The trouble is that progress on any major problem—job creation, Social Security, tax reform—will require compromise from both sides. In foreign policy, crafting a strategic policy in Afghanistan, or one on Iran, North Korea, or China, will need significant support from both sides. It requires a longer-term perspective. And that’s highly unlikely. Those who advocate sensible solutions and compromise legislation find themselves marginalized by the party’s leadership, losing funds from special-interest groups, and being constantly attacked by their “side” on television and radio. The system provides greater incentives to stand firm and go back and tell your team that you refused to bow to the enemy. It’s great for fund-raising, but it’s terrible for governing.

Americans have managed to survive through terrible governance before, but not while up against the kind of economic competition we now face. When I left India, the marginal tax rate was 97.5 percent, corporate taxation was punitive, and business was stifled or went underground. Were I to move from New York City to Mumbai today, my personal tax rate would drop, as would every other rate, from corporate to capital-gains taxes. (The long-term capital-tax rate in India is zero.) Singapore now ranks as the number one country for ease of doing business, with a top tax rate of 20 percent. I know permanent residents working in the United States who are thinking of giving up their green cards to move to Singapore. To an Indian of my generation, this would have been unthinkable. The green card was a passport to the American dream. But for young Indians, there are many new dreams out there, and new passports.

• PROMPT 1: Retype the passage on American governance and tax competition word for word.

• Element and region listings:
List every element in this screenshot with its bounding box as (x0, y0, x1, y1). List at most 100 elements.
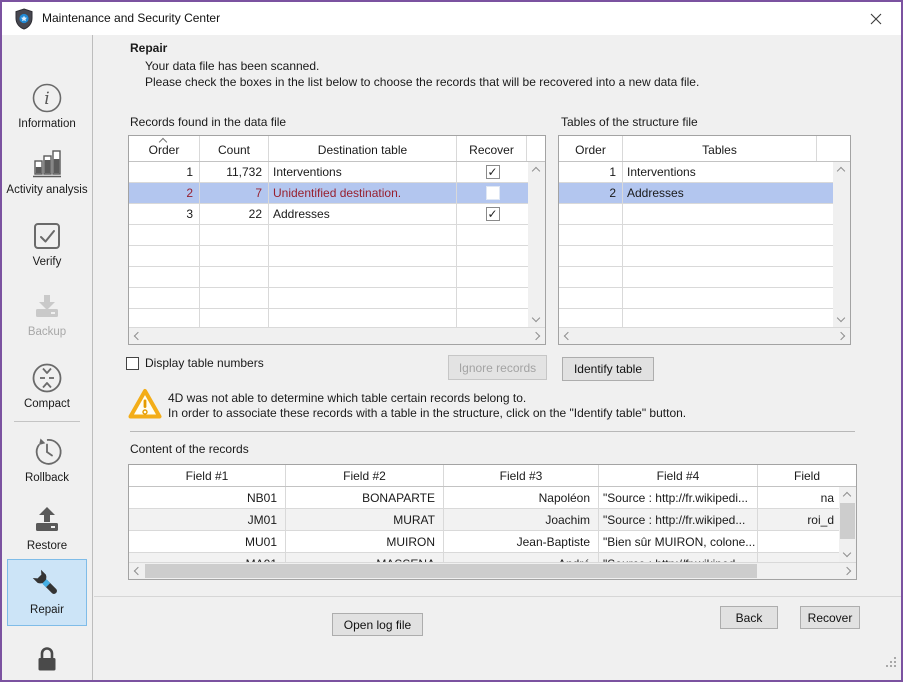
content-row[interactable]: MA01 MASSENA André "Source : http://fr.w… (129, 553, 856, 562)
structure-row-selected[interactable]: 2 Addresses (559, 183, 833, 204)
cell-field2: MUIRON (286, 531, 444, 552)
empty-row (559, 288, 833, 309)
sidebar-item-compact[interactable]: Compact (2, 361, 92, 411)
scroll-left-icon[interactable] (134, 567, 142, 575)
structure-row[interactable]: 1 Interventions (559, 162, 833, 183)
recover-checkbox[interactable] (486, 207, 500, 221)
open-log-file-button[interactable]: Open log file (332, 613, 423, 636)
vertical-scrollbar[interactable] (839, 487, 856, 562)
horizontal-scrollbar[interactable] (559, 327, 850, 344)
content-table-caption: Content of the records (130, 442, 249, 456)
sidebar-item-backup[interactable]: Backup (2, 289, 92, 339)
scroll-up-icon[interactable] (532, 167, 540, 175)
cell-field1: NB01 (129, 487, 286, 508)
display-table-numbers-option[interactable]: Display table numbers (126, 356, 264, 370)
record-row[interactable]: 1 11,732 Interventions (129, 162, 528, 183)
sidebar-item-label: Restore (27, 540, 67, 553)
column-header-field3[interactable]: Field #3 (444, 465, 599, 486)
horizontal-scrollbar[interactable] (129, 562, 856, 579)
cell-field2: BONAPARTE (286, 487, 444, 508)
sidebar-item-repair[interactable]: Repair (7, 559, 87, 626)
sidebar-item-rollback[interactable]: Rollback (2, 435, 92, 485)
resize-grip[interactable] (886, 656, 896, 670)
record-row-selected[interactable]: 2 7 Unidentified destination. (129, 183, 528, 204)
sidebar-item-encrypt[interactable]: Encrypt (2, 643, 92, 682)
structure-table-header: Order Tables (559, 136, 850, 162)
backup-icon (30, 289, 64, 323)
section-divider (130, 431, 855, 432)
content-table: Field #1 Field #2 Field #3 Field #4 Fiel… (128, 464, 857, 580)
scroll-left-icon[interactable] (564, 332, 572, 340)
scroll-down-icon[interactable] (837, 314, 845, 322)
vertical-scroll-thumb[interactable] (840, 503, 855, 539)
scroll-left-icon[interactable] (134, 332, 142, 340)
encrypt-icon (30, 643, 64, 677)
scroll-right-icon[interactable] (532, 332, 540, 340)
horizontal-scrollbar[interactable] (129, 327, 545, 344)
scroll-up-icon[interactable] (843, 492, 851, 500)
cell-destination: Addresses (269, 204, 457, 224)
sidebar-item-activity-analysis[interactable]: Activity analysis (2, 147, 92, 197)
shield-app-icon (14, 8, 34, 30)
sidebar-item-verify[interactable]: Verify (2, 219, 92, 269)
rollback-icon (30, 435, 64, 469)
window-title: Maintenance and Security Center (42, 2, 220, 35)
horizontal-scroll-thumb[interactable] (145, 564, 757, 578)
sidebar-item-label: Verify (33, 256, 62, 269)
information-icon: i (30, 81, 64, 115)
ignore-records-button[interactable]: Ignore records (448, 355, 547, 380)
warning-icon (128, 388, 162, 423)
column-header-destination-table[interactable]: Destination table (269, 136, 457, 161)
cell-order: 2 (559, 183, 623, 203)
vertical-scrollbar[interactable] (528, 162, 545, 327)
column-header-count[interactable]: Count (200, 136, 269, 161)
recover-checkbox[interactable] (486, 165, 500, 179)
recover-checkbox[interactable] (486, 186, 500, 200)
content-row[interactable]: NB01 BONAPARTE Napoléon "Source : http:/… (129, 487, 856, 509)
cell-field4: "Source : http://fr.wikipedi... (599, 487, 758, 508)
column-header-field2[interactable]: Field #2 (286, 465, 444, 486)
structure-table: Order Tables 1 Interventions 2 Addresses (558, 135, 851, 345)
record-row[interactable]: 3 22 Addresses (129, 204, 528, 225)
column-header-field1[interactable]: Field #1 (129, 465, 286, 486)
content-table-body: NB01 BONAPARTE Napoléon "Source : http:/… (129, 487, 856, 562)
activity-analysis-icon (30, 147, 64, 181)
identify-table-button[interactable]: Identify table (562, 357, 654, 381)
close-button[interactable] (861, 7, 891, 31)
cell-table: Interventions (623, 162, 833, 182)
empty-row (559, 246, 833, 267)
column-header-field5[interactable]: Field (758, 465, 856, 486)
scroll-up-icon[interactable] (837, 167, 845, 175)
column-header-tables[interactable]: Tables (623, 136, 817, 161)
column-header-order[interactable]: Order (559, 136, 623, 161)
scroll-right-icon[interactable] (843, 567, 851, 575)
sidebar-item-restore[interactable]: Restore (2, 503, 92, 553)
column-header-spacer (817, 136, 850, 161)
scroll-down-icon[interactable] (532, 314, 540, 322)
cell-order: 2 (129, 183, 200, 203)
scroll-right-icon[interactable] (837, 332, 845, 340)
recover-button[interactable]: Recover (800, 606, 860, 629)
back-button[interactable]: Back (720, 606, 778, 629)
warning-line-2: In order to associate these records with… (168, 406, 686, 421)
content-row[interactable]: JM01 MURAT Joachim "Source : http://fr.w… (129, 509, 856, 531)
empty-row (559, 267, 833, 288)
cell-field4: "Source : http://fr.wikiped... (599, 509, 758, 530)
sidebar-item-information[interactable]: i Information (2, 81, 92, 131)
column-header-field4[interactable]: Field #4 (599, 465, 758, 486)
svg-text:i: i (44, 89, 49, 109)
column-header-recover[interactable]: Recover (457, 136, 527, 161)
sidebar-item-label: Rollback (25, 472, 69, 485)
vertical-scrollbar[interactable] (833, 162, 850, 327)
content-row[interactable]: MU01 MUIRON Jean-Baptiste "Bien sûr MUIR… (129, 531, 856, 553)
repair-icon (30, 567, 64, 601)
display-table-numbers-checkbox[interactable] (126, 357, 139, 370)
scroll-down-icon[interactable] (843, 549, 851, 557)
cell-field1: JM01 (129, 509, 286, 530)
column-header-order[interactable]: Order (129, 136, 200, 161)
empty-row (129, 225, 528, 246)
verify-icon (30, 219, 64, 253)
warning-text: 4D was not able to determine which table… (168, 391, 686, 421)
cell-field1: MA01 (129, 553, 286, 562)
cell-field3: Napoléon (444, 487, 599, 508)
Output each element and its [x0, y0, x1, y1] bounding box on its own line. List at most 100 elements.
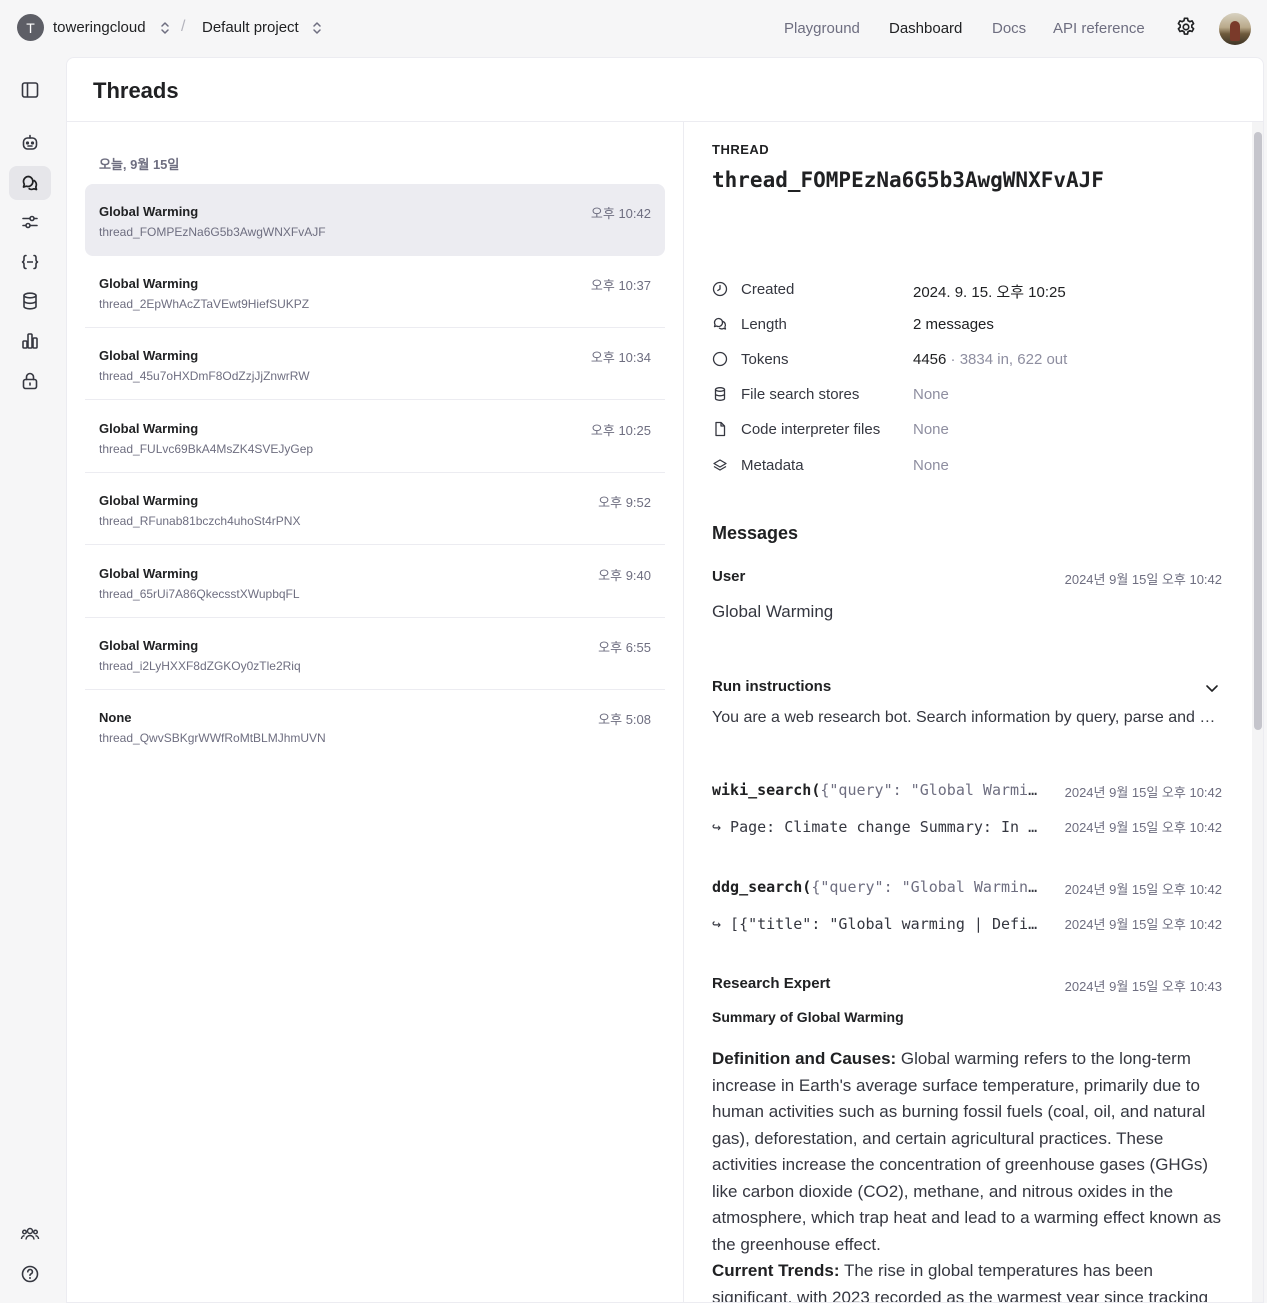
- run-instructions-label[interactable]: Run instructions: [712, 678, 831, 695]
- sidebar-item-team[interactable]: [9, 1217, 51, 1251]
- thread-list-item[interactable]: Global Warming thread_FULvc69BkA4MsZK4SV…: [85, 401, 665, 473]
- tool-call-function: wiki_search(: [712, 781, 821, 799]
- sidebar-item-assistants[interactable]: [9, 126, 51, 160]
- lock-icon: [22, 372, 38, 390]
- nav-docs[interactable]: Docs: [992, 20, 1026, 37]
- prop-code-interpreter-files: Code interpreter files None: [712, 419, 1232, 443]
- database-icon: [23, 292, 37, 310]
- sidebar-toggle-icon: [21, 82, 39, 98]
- curly-braces-icon: [21, 254, 39, 270]
- thread-title: Global Warming: [99, 276, 199, 291]
- gear-icon[interactable]: [1175, 16, 1197, 38]
- tool-call-args: {"query": "Global Warming"}): [811, 878, 1038, 896]
- user-avatar[interactable]: [1219, 13, 1251, 45]
- prop-value: 2024. 9. 15. 오후 10:25: [913, 284, 1066, 301]
- thread-title: Global Warming: [99, 493, 199, 508]
- prop-label: Code interpreter files: [741, 421, 881, 438]
- tokens-breakdown: 3834 in, 622 out: [959, 351, 1068, 368]
- org-avatar[interactable]: T: [17, 14, 44, 41]
- thread-id: thread_65rUi7A86QkecsstXWupbqFL: [99, 587, 300, 601]
- clock-icon: [712, 281, 728, 297]
- thread-id: thread_QwvSBKgrWWfRoMtBLMJhmUVN: [99, 731, 326, 745]
- tool-call[interactable]: wiki_search({"query": "Global Warming"}): [712, 781, 1038, 799]
- help-icon: [21, 1265, 39, 1283]
- thread-list-item[interactable]: Global Warming thread_RFunab81bczch4uhoS…: [85, 473, 665, 545]
- prop-file-search-stores: File search stores None: [712, 384, 1232, 408]
- sidebar-item-fine-tuning[interactable]: [9, 205, 51, 239]
- thread-kicker: THREAD: [712, 142, 770, 157]
- tool-output[interactable]: ↪ [{"title": "Global warming | Definitio…: [712, 915, 1038, 933]
- threads-icon: [22, 175, 38, 191]
- thread-time: 오후 5:08: [598, 712, 651, 727]
- project-selector[interactable]: Default project: [202, 19, 299, 36]
- run-instructions-text: You are a web research bot. Search infor…: [712, 709, 1220, 726]
- sidebar-item-storage[interactable]: [9, 284, 51, 318]
- thread-title: None: [99, 710, 132, 725]
- thread-list-item[interactable]: Global Warming thread_i2LyHXXF8dZGKOy0zT…: [85, 618, 665, 690]
- sidebar-item-usage[interactable]: [9, 324, 51, 358]
- thread-list-item[interactable]: Global Warming thread_FOMPEzNa6G5b3AwgWN…: [85, 184, 665, 256]
- tool-output[interactable]: ↪ Page: Climate change Summary: In commo…: [712, 818, 1038, 836]
- thread-time: 오후 10:34: [590, 350, 651, 365]
- prop-label: File search stores: [741, 386, 860, 403]
- thread-list-item[interactable]: Global Warming thread_2EpWhAcZTaVEwt9Hie…: [85, 256, 665, 328]
- sidebar-item-prompts[interactable]: [9, 245, 51, 279]
- top-bar: T toweringcloud / Default project Playgr…: [0, 0, 1267, 57]
- page-title: Threads: [93, 78, 179, 103]
- message-timestamp: 2024년 9월 15일 오후 10:42: [1064, 785, 1222, 800]
- tool-call-function: ddg_search(: [712, 878, 812, 896]
- message-timestamp: 2024년 9월 15일 오후 10:42: [1064, 820, 1222, 835]
- tokens-total: 4456: [913, 351, 947, 368]
- thread-time: 오후 9:52: [598, 495, 651, 510]
- scrollbar[interactable]: [1252, 122, 1263, 1302]
- nav-playground[interactable]: Playground: [784, 20, 860, 37]
- thread-id: thread_i2LyHXXF8dZGKOy0zTle2Riq: [99, 659, 301, 673]
- paragraph: Definition and Causes: Global warming re…: [712, 1046, 1228, 1258]
- thread-title: Global Warming: [99, 348, 199, 363]
- date-group-header: 오늘, 9월 15일: [99, 157, 180, 172]
- row-divider: [85, 544, 665, 545]
- team-icon: [20, 1227, 40, 1240]
- tool-call[interactable]: ddg_search({"query": "Global Warming"}): [712, 878, 1038, 896]
- chevron-updown-icon[interactable]: [312, 21, 322, 35]
- prop-value: 4456 · 3834 in, 622 out: [913, 351, 1067, 368]
- sidebar-item-threads[interactable]: [9, 166, 51, 200]
- assistants-icon: [22, 134, 38, 150]
- chevron-updown-icon[interactable]: [160, 21, 170, 35]
- org-selector[interactable]: toweringcloud: [53, 19, 146, 36]
- thread-time: 오후 10:37: [590, 278, 651, 293]
- nav-api-reference[interactable]: API reference: [1053, 20, 1145, 37]
- paragraph-label: Definition and Causes:: [712, 1049, 897, 1068]
- paragraph: Current Trends: The rise in global tempe…: [712, 1258, 1228, 1302]
- thread-list-item[interactable]: Global Warming thread_45u7oHXDmF8OdZzjJj…: [85, 328, 665, 400]
- thread-id: thread_FOMPEzNa6G5b3AwgWNXFvAJF: [99, 225, 326, 239]
- sidebar-item-help[interactable]: [9, 1257, 51, 1291]
- stack-icon: [713, 459, 727, 471]
- thread-time: 오후 6:55: [598, 640, 651, 655]
- breadcrumb-separator: /: [181, 18, 186, 35]
- tool-call-args: {"query": "Global Warming"}): [820, 781, 1038, 799]
- sidebar-item-api-keys[interactable]: [9, 364, 51, 398]
- scrollbar-thumb[interactable]: [1254, 132, 1262, 730]
- thread-id: thread_2EpWhAcZTaVEwt9HiefSUKPZ: [99, 297, 310, 311]
- thread-list-item[interactable]: Global Warming thread_65rUi7A86QkecsstXW…: [85, 546, 665, 618]
- main-panel: Threads 오늘, 9월 15일 Global Warming thread…: [66, 57, 1264, 1303]
- thread-id: thread_45u7oHXDmF8OdZzjJjZnwrRW: [99, 369, 310, 383]
- row-divider: [85, 399, 665, 400]
- chevron-down-icon[interactable]: [1204, 680, 1220, 696]
- prop-label: Metadata: [741, 457, 804, 474]
- sidebar-toggle-button[interactable]: [9, 73, 51, 107]
- prop-value: None: [913, 386, 949, 403]
- thread-list-item[interactable]: None thread_QwvSBKgrWWfRoMtBLMJhmUVN 오후 …: [85, 690, 665, 762]
- prop-created: Created 2024. 9. 15. 오후 10:25: [712, 279, 1232, 303]
- thread-title: Global Warming: [99, 421, 199, 436]
- message-text: Global Warming: [712, 602, 834, 621]
- thread-detail-pane: THREAD thread_FOMPEzNa6G5b3AwgWNXFvAJF C…: [684, 122, 1263, 1302]
- prop-metadata: Metadata None: [712, 455, 1232, 479]
- paragraph-label: Current Trends:: [712, 1261, 840, 1280]
- chat-bubbles-icon: [713, 317, 727, 330]
- nav-dashboard[interactable]: Dashboard: [889, 20, 962, 37]
- thread-title: Global Warming: [99, 204, 199, 219]
- message-timestamp: 2024년 9월 15일 오후 10:42: [1064, 917, 1222, 932]
- circle-icon: [712, 351, 728, 367]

• PROMPT 2: Find each line in the records that contains the string "query", and copy those lines.

• FINAL ANSWER 1:
The trouble is that progress on any major problem—job creation, Social Security, tax reform—will require compromise from both sides. In foreign policy, crafting a strategic policy in Afghanistan, or one on Iran, North Korea, or China, will need significant support from both sides. It requires a longer-term perspective. And that’s highly unlikely. Those who advocate sensible solutions and compromise legislation find themselves marginalized by the party’s leadership, losing funds from special-interest groups, and being constantly attacked by their “side” on television and radio. The system provides greater incentives to stand firm and go back and tell your team that you refused to bow to the enemy. It’s great for fund-raising, but it’s terrible for governing.

Americans have managed to survive through terrible governance before, but not while up against the kind of economic competition we now face. When I left India, the marginal tax rate was 97.5 percent, corporate taxation was punitive, and business was stifled or went underground. Were I to move from New York City to Mumbai today, my personal tax rate would drop, as would every other rate, from corporate to capital-gains taxes. (The long-term capital-tax rate in India is zero.) Singapore now ranks as the number one country for ease of doing business, with a top tax rate of 20 percent. I know permanent residents working in the United States who are thinking of giving up their green cards to move to Singapore. To an Indian of my generation, this would have been unthinkable. The green card was a passport to the American dream. But for young Indians, there are many new dreams out there, and new passports.

• FINAL ANSWER 2:
- tool-call-args: {"query": "Global Warming"}): [811, 878, 1038, 896]
- tool-call[interactable]: wiki_search({"query": "Global Warming"}): [712, 781, 1038, 799]
- tool-call[interactable]: ddg_search({"query": "Global Warming"}): [712, 878, 1038, 896]
- tool-call-args: {"query": "Global Warming"}): [820, 781, 1038, 799]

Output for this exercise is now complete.